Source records
⟨
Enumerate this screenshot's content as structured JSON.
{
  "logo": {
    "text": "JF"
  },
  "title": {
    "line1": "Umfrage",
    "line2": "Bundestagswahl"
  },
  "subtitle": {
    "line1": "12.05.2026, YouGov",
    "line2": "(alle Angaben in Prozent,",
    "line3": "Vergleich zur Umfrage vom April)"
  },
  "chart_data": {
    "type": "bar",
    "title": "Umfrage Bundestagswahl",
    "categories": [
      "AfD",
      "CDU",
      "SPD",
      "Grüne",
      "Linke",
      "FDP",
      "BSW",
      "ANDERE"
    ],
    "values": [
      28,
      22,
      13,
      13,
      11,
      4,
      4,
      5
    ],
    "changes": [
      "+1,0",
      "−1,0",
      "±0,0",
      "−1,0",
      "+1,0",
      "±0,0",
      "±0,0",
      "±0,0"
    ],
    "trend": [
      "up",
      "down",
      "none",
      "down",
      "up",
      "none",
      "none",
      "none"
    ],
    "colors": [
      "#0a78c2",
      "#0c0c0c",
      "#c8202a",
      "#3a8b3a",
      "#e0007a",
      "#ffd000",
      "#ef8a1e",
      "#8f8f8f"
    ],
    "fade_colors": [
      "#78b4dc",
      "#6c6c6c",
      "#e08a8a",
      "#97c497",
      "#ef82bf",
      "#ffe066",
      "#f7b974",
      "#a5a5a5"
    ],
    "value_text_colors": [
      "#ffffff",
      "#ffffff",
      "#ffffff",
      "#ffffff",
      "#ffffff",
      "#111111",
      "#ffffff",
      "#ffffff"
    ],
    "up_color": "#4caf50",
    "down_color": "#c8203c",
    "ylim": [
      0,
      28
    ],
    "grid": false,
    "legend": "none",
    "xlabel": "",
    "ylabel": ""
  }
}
⟩
Report the number of lines in the listing that include the string "Bundestagswahl"; give nothing but the number.

RESPONSE BELOW
2